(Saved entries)
◆ ◆ ◆ ◆

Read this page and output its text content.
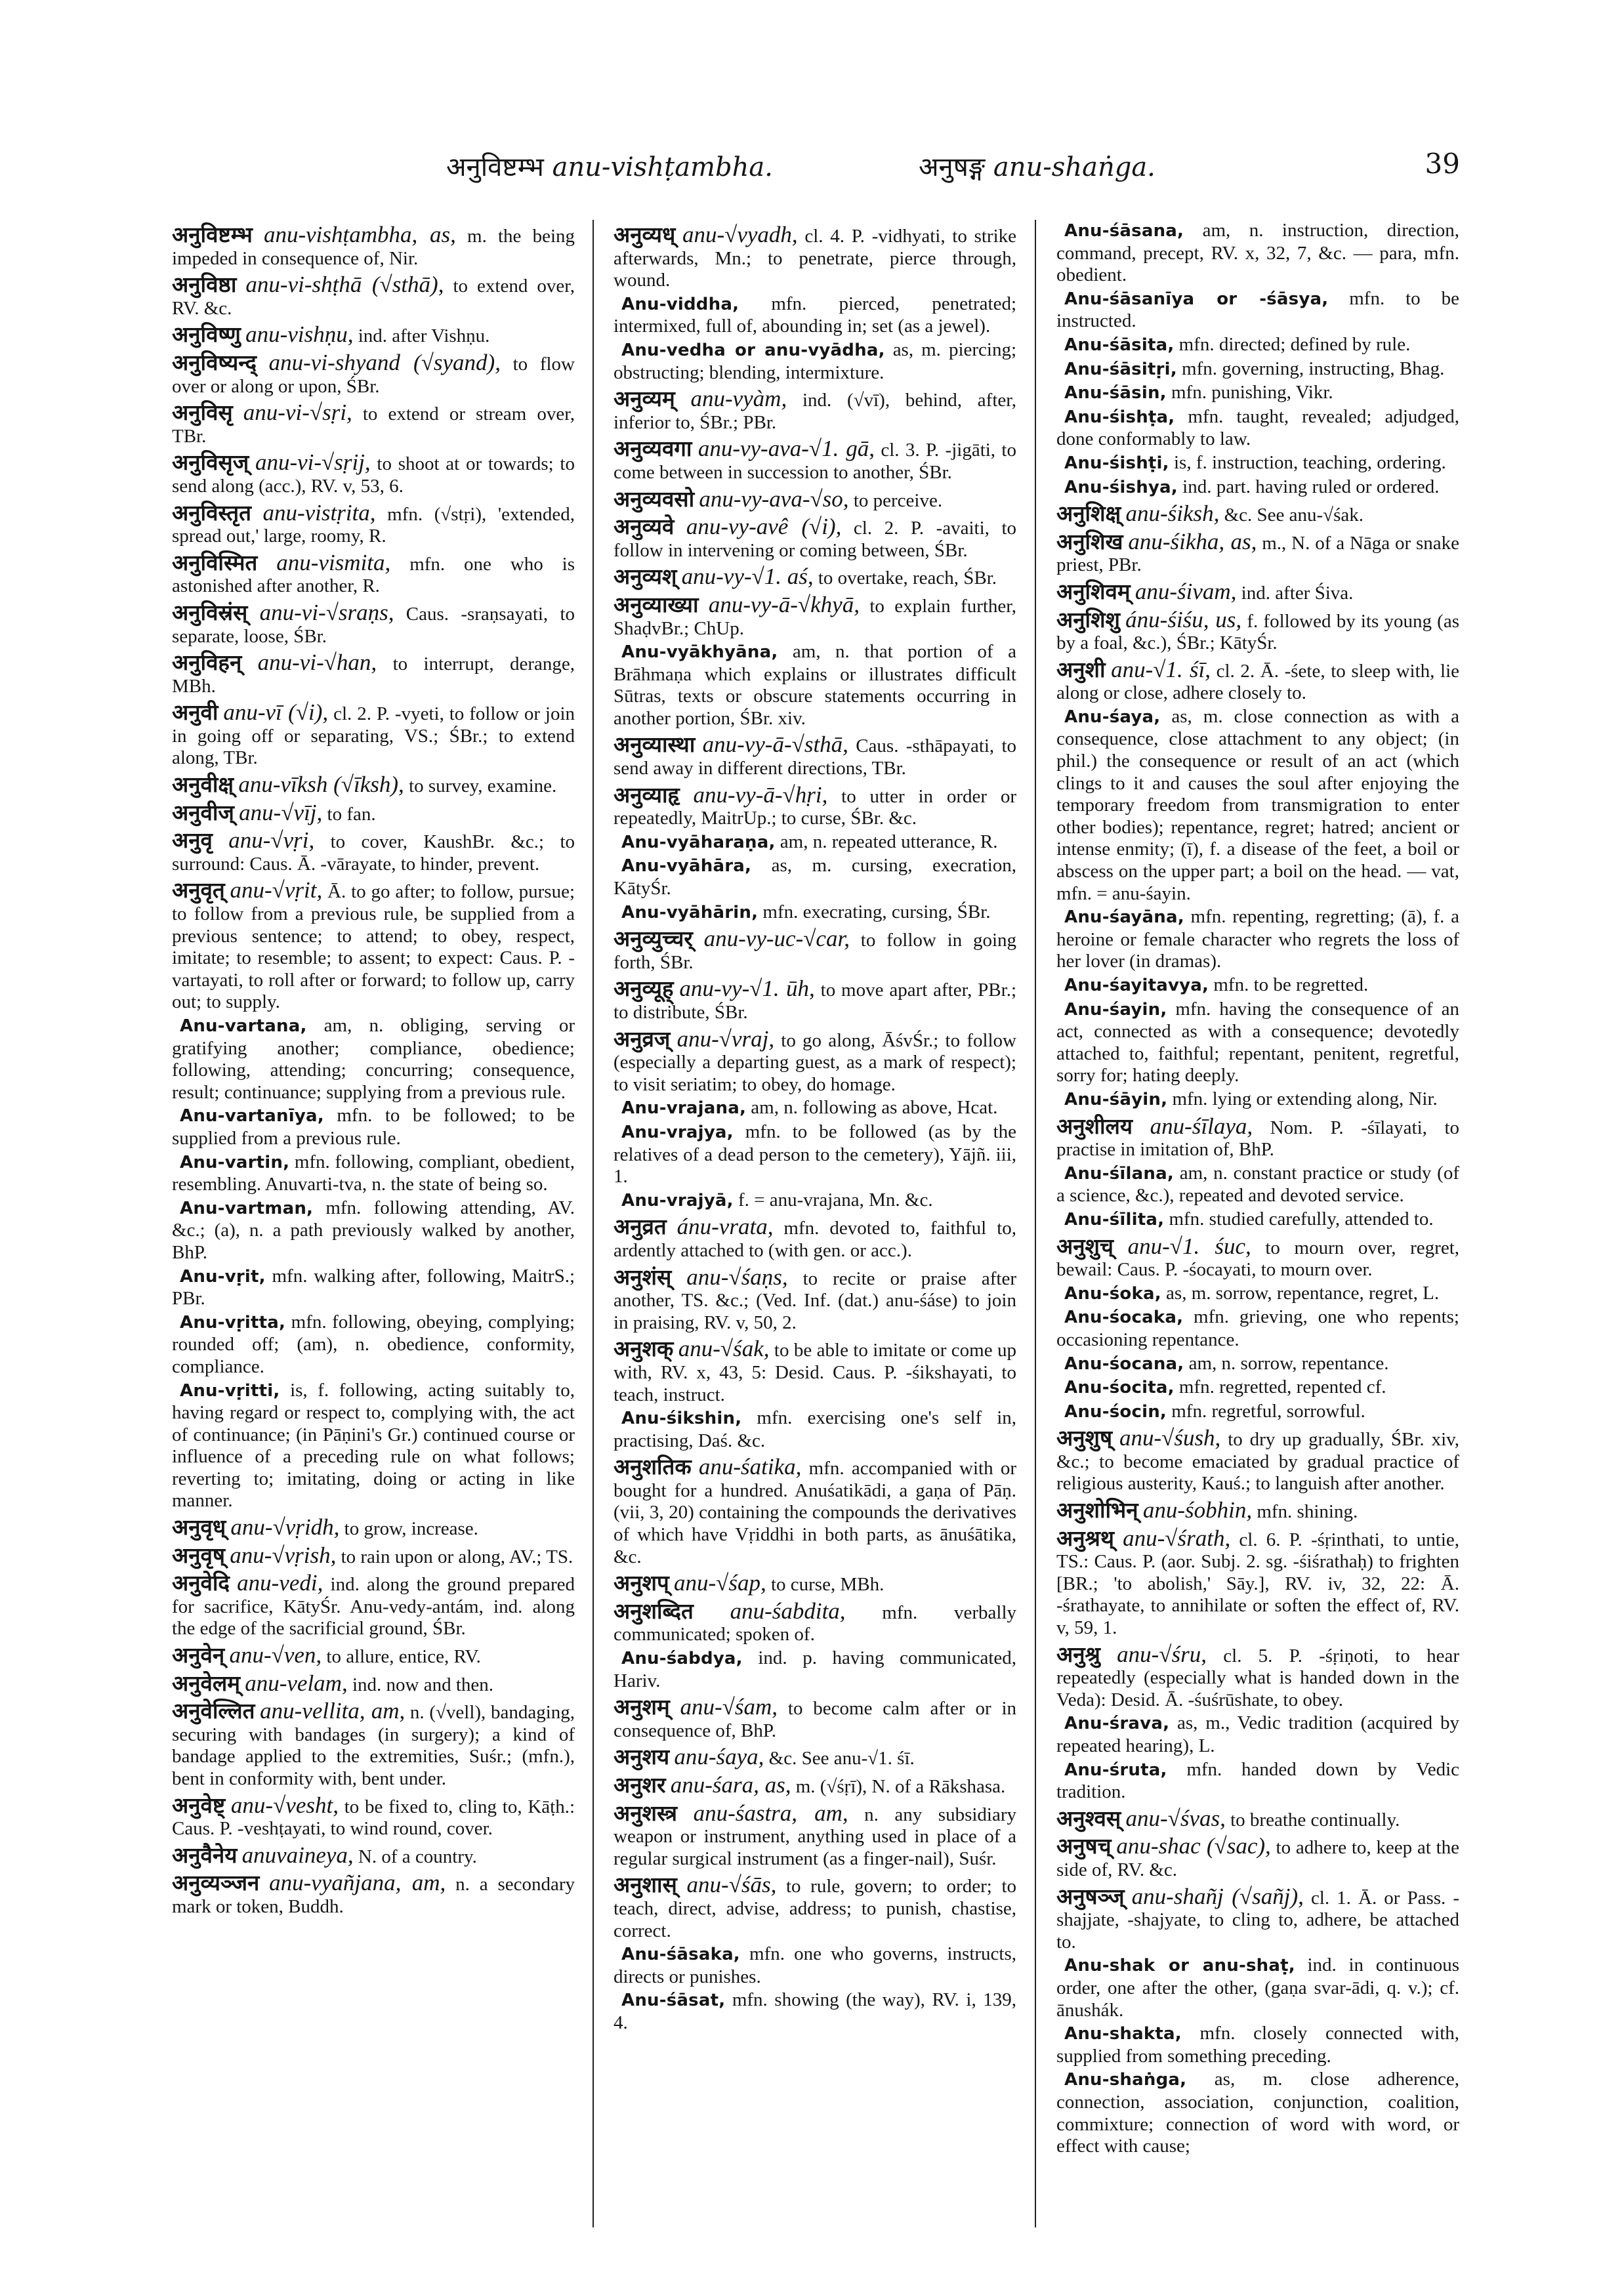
अनुविष्टम्भ anu-vishṭambha.	अनुषङ्ग anu-shaṅga.	39

अनुविष्टम्भ anu-vishṭambha, as, m. the being impeded in consequence of, Nir.

अनुविष्ठा anu-vi-shṭhā (√sthā), to extend over, RV. &c.

अनुविष्णु anu-vishṇu, ind. after Vishṇu.

अनुविष्यन्द् anu-vi-shyand (√syand), to flow over or along or upon, ŚBr.

अनुविसृ anu-vi-√sṛi, to extend or stream over, TBr.

अनुविसृज् anu-vi-√sṛij, to shoot at or towards; to send along (acc.), RV. v, 53, 6.

अनुविस्तृत anu-vistṛita, mfn. (√stṛi), 'extended, spread out,' large, roomy, R.

अनुविस्मित anu-vismita, mfn. one who is astonished after another, R.

अनुविस्रंस् anu-vi-√sraṇs, Caus. -sraṇsayati, to separate, loose, ŚBr.

अनुविहन् anu-vi-√han, to interrupt, derange, MBh.

अनुवी anu-vī (√i), cl. 2. P. -vyeti, to follow or join in going off or separating, VS.; ŚBr.; to extend along, TBr.

अनुवीक्ष् anu-vīksh (√īksh), to survey, examine.

अनुवीज् anu-√vīj, to fan.

अनुवृ anu-√vṛi, to cover, KaushBr. &c.; to surround: Caus. Ā. -vārayate, to hinder, prevent.

अनुवृत् anu-√vṛit, Ā. to go after; to follow, pursue; to follow from a previous rule, be supplied from a previous sentence; to attend; to obey, respect, imitate; to resemble; to assent; to expect: Caus. P. -vartayati, to roll after or forward; to follow up, carry out; to supply.

Anu-vartana, am, n. obliging, serving or gratifying another; compliance, obedience; following, attending; concurring; consequence, result; continuance; supplying from a previous rule.

Anu-vartanīya, mfn. to be followed; to be supplied from a previous rule.

Anu-vartin, mfn. following, compliant, obedient, resembling. Anuvarti-tva, n. the state of being so.

Anu-vartman, mfn. following attending, AV. &c.; (a), n. a path previously walked by another, BhP.

Anu-vṛit, mfn. walking after, following, MaitrS.; PBr.

Anu-vṛitta, mfn. following, obeying, complying; rounded off; (am), n. obedience, conformity, compliance.

Anu-vṛitti, is, f. following, acting suitably to, having regard or respect to, complying with, the act of continuance; (in Pāṇini's Gr.) continued course or influence of a preceding rule on what follows; reverting to; imitating, doing or acting in like manner.

अनुवृध् anu-√vṛidh, to grow, increase.

अनुवृष् anu-√vṛish, to rain upon or along, AV.; TS.

अनुवेदि anu-vedi, ind. along the ground prepared for sacrifice, KātyŚr. Anu-vedy-antám, ind. along the edge of the sacrificial ground, ŚBr.

अनुवेन् anu-√ven, to allure, entice, RV.

अनुवेलम् anu-velam, ind. now and then.

अनुवेल्लित anu-vellita, am, n. (√vell), bandaging, securing with bandages (in surgery); a kind of bandage applied to the extremities, Suśr.; (mfn.), bent in conformity with, bent under.

अनुवेष्ट् anu-√vesht, to be fixed to, cling to, Kāṭh.: Caus. P. -veshṭayati, to wind round, cover.

अनुवैनेय anuvaineya, N. of a country.

अनुव्यञ्जन anu-vyañjana, am, n. a secondary mark or token, Buddh.

अनुव्यध् anu-√vyadh, cl. 4. P. -vidhyati, to strike afterwards, Mn.; to penetrate, pierce through, wound.

Anu-viddha, mfn. pierced, penetrated; intermixed, full of, abounding in; set (as a jewel).

Anu-vedha or anu-vyādha, as, m. piercing; obstructing; blending, intermixture.

अनुव्यम् anu-vyàm, ind. (√vī), behind, after, inferior to, ŚBr.; PBr.

अनुव्यवगा anu-vy-ava-√1. gā, cl. 3. P. -jigāti, to come between in succession to another, ŚBr.

अनुव्यवसो anu-vy-ava-√so, to perceive.

अनुव्यवे anu-vy-avê (√i), cl. 2. P. -avaiti, to follow in intervening or coming between, ŚBr.

अनुव्यश् anu-vy-√1. aś, to overtake, reach, ŚBr.

अनुव्याख्या anu-vy-ā-√khyā, to explain further, ShaḍvBr.; ChUp.

Anu-vyākhyāna, am, n. that portion of a Brāhmaṇa which explains or illustrates difficult Sūtras, texts or obscure statements occurring in another portion, ŚBr. xiv.

अनुव्यास्था anu-vy-ā-√sthā, Caus. -sthāpayati, to send away in different directions, TBr.

अनुव्याहृ anu-vy-ā-√hṛi, to utter in order or repeatedly, MaitrUp.; to curse, ŚBr. &c.

Anu-vyāharaṇa, am, n. repeated utterance, R.

Anu-vyāhāra, as, m. cursing, execration, KātyŚr.

Anu-vyāhārin, mfn. execrating, cursing, ŚBr.

अनुव्युच्चर् anu-vy-uc-√car, to follow in going forth, ŚBr.

अनुव्यूह् anu-vy-√1. ūh, to move apart after, PBr.; to distribute, ŚBr.

अनुव्रज् anu-√vraj, to go along, ĀśvŚr.; to follow (especially a departing guest, as a mark of respect); to visit seriatim; to obey, do homage.

Anu-vrajana, am, n. following as above, Hcat.

Anu-vrajya, mfn. to be followed (as by the relatives of a dead person to the cemetery), Yājñ. iii, 1.

Anu-vrajyā, f. = anu-vrajana, Mn. &c.

अनुव्रत ánu-vrata, mfn. devoted to, faithful to, ardently attached to (with gen. or acc.).

अनुशंस् anu-√śaṇs, to recite or praise after another, TS. &c.; (Ved. Inf. (dat.) anu-śáse) to join in praising, RV. v, 50, 2.

अनुशक् anu-√śak, to be able to imitate or come up with, RV. x, 43, 5: Desid. Caus. P. -śikshayati, to teach, instruct.

Anu-śikshin, mfn. exercising one's self in, practising, Daś. &c.

अनुशतिक anu-śatika, mfn. accompanied with or bought for a hundred. Anuśatikādi, a gaṇa of Pāṇ. (vii, 3, 20) containing the compounds the derivatives of which have Vṛiddhi in both parts, as ānuśātika, &c.

अनुशप् anu-√śap, to curse, MBh.

अनुशब्दित anu-śabdita, mfn. verbally communicated; spoken of.

Anu-śabdya, ind. p. having communicated, Hariv.

अनुशम् anu-√śam, to become calm after or in consequence of, BhP.

अनुशय anu-śaya, &c. See anu-√1. śī.

अनुशर anu-śara, as, m. (√śṛī), N. of a Rākshasa.

अनुशस्त्र anu-śastra, am, n. any subsidiary weapon or instrument, anything used in place of a regular surgical instrument (as a finger-nail), Suśr.

अनुशास् anu-√śās, to rule, govern; to order; to teach, direct, advise, address; to punish, chastise, correct.

Anu-śāsaka, mfn. one who governs, instructs, directs or punishes.

Anu-śāsat, mfn. showing (the way), RV. i, 139, 4.

Anu-śāsana, am, n. instruction, direction, command, precept, RV. x, 32, 7, &c. — para, mfn. obedient.

Anu-śāsanīya or -śāsya, mfn. to be instructed.

Anu-śāsita, mfn. directed; defined by rule.

Anu-śāsitṛi, mfn. governing, instructing, Bhag.

Anu-śāsin, mfn. punishing, Vikr.

Anu-śishṭa, mfn. taught, revealed; adjudged, done conformably to law.

Anu-śishṭi, is, f. instruction, teaching, ordering.

Anu-śishya, ind. part. having ruled or ordered.

अनुशिक्ष् anu-śiksh, &c. See anu-√śak.

अनुशिख anu-śikha, as, m., N. of a Nāga or snake priest, PBr.

अनुशिवम् anu-śivam, ind. after Śiva.

अनुशिशु ánu-śiśu, us, f. followed by its young (as by a foal, &c.), ŚBr.; KātyŚr.

अनुशी anu-√1. śī, cl. 2. Ā. -śete, to sleep with, lie along or close, adhere closely to.

Anu-śaya, as, m. close connection as with a consequence, close attachment to any object; (in phil.) the consequence or result of an act (which clings to it and causes the soul after enjoying the temporary freedom from transmigration to enter other bodies); repentance, regret; hatred; ancient or intense enmity; (ī), f. a disease of the feet, a boil or abscess on the upper part; a boil on the head. — vat, mfn. = anu-śayin.

Anu-śayāna, mfn. repenting, regretting; (ā), f. a heroine or female character who regrets the loss of her lover (in dramas).

Anu-śayitavya, mfn. to be regretted.

Anu-śayin, mfn. having the consequence of an act, connected as with a consequence; devotedly attached to, faithful; repentant, penitent, regretful, sorry for; hating deeply.

Anu-śāyin, mfn. lying or extending along, Nir.

अनुशीलय anu-śīlaya, Nom. P. -śīlayati, to practise in imitation of, BhP.

Anu-śīlana, am, n. constant practice or study (of a science, &c.), repeated and devoted service.

Anu-śīlita, mfn. studied carefully, attended to.

अनुशुच् anu-√1. śuc, to mourn over, regret, bewail: Caus. P. -śocayati, to mourn over.

Anu-śoka, as, m. sorrow, repentance, regret, L.

Anu-śocaka, mfn. grieving, one who repents; occasioning repentance.

Anu-śocana, am, n. sorrow, repentance.

Anu-śocita, mfn. regretted, repented cf.

Anu-śocin, mfn. regretful, sorrowful.

अनुशुष् anu-√śush, to dry up gradually, ŚBr. xiv, &c.; to become emaciated by gradual practice of religious austerity, Kauś.; to languish after another.

अनुशोभिन् anu-śobhin, mfn. shining.

अनुश्रथ् anu-√śrath, cl. 6. P. -śṛinthati, to untie, TS.: Caus. P. (aor. Subj. 2. sg. -śiśrathaḥ) to frighten [BR.; 'to abolish,' Sāy.], RV. iv, 32, 22: Ā. -śrathayate, to annihilate or soften the effect of, RV. v, 59, 1.

अनुश्रु anu-√śru, cl. 5. P. -śṛiṇoti, to hear repeatedly (especially what is handed down in the Veda): Desid. Ā. -śuśrūshate, to obey.

Anu-śrava, as, m., Vedic tradition (acquired by repeated hearing), L.

Anu-śruta, mfn. handed down by Vedic tradition.

अनुश्वस् anu-√śvas, to breathe continually.

अनुषच् anu-shac (√sac), to adhere to, keep at the side of, RV. &c.

अनुषञ्ज् anu-shañj (√sañj), cl. 1. Ā. or Pass. -shajjate, -shajyate, to cling to, adhere, be attached to.

Anu-shak or anu-shaṭ, ind. in continuous order, one after the other, (gaṇa svar-ādi, q. v.); cf. ānushák.

Anu-shakta, mfn. closely connected with, supplied from something preceding.

Anu-shaṅga, as, m. close adherence, connection, association, conjunction, coalition, commixture; connection of word with word, or effect with cause;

◆ ◆ ◆ ◆

| WRITTEN PROBLEM |
Leave out every line without the string "following" and copy the rest.

| RESULT |
Anu-vartana, am, n. obliging, serving or gratifying another; compliance, obedience; following, attending; concurring; consequence, result; continuance; supplying from a previous rule.
Anu-vartin, mfn. following, compliant, obedient, resembling. Anuvarti-tva, n. the state of being so.
Anu-vartman, mfn. following attending, AV. &c.; (a), n. a path previously walked by another, BhP.
Anu-vṛit, mfn. walking after, following, MaitrS.; PBr.
Anu-vṛitta, mfn. following, obeying, complying; rounded off; (am), n. obedience, conformity, compliance.
Anu-vṛitti, is, f. following, acting suitably to, having regard or respect to, complying with, the act of continuance; (in Pāṇini's Gr.) continued course or influence of a preceding rule on what follows; reverting to; imitating, doing or acting in like manner.
Anu-vrajana, am, n. following as above, Hcat.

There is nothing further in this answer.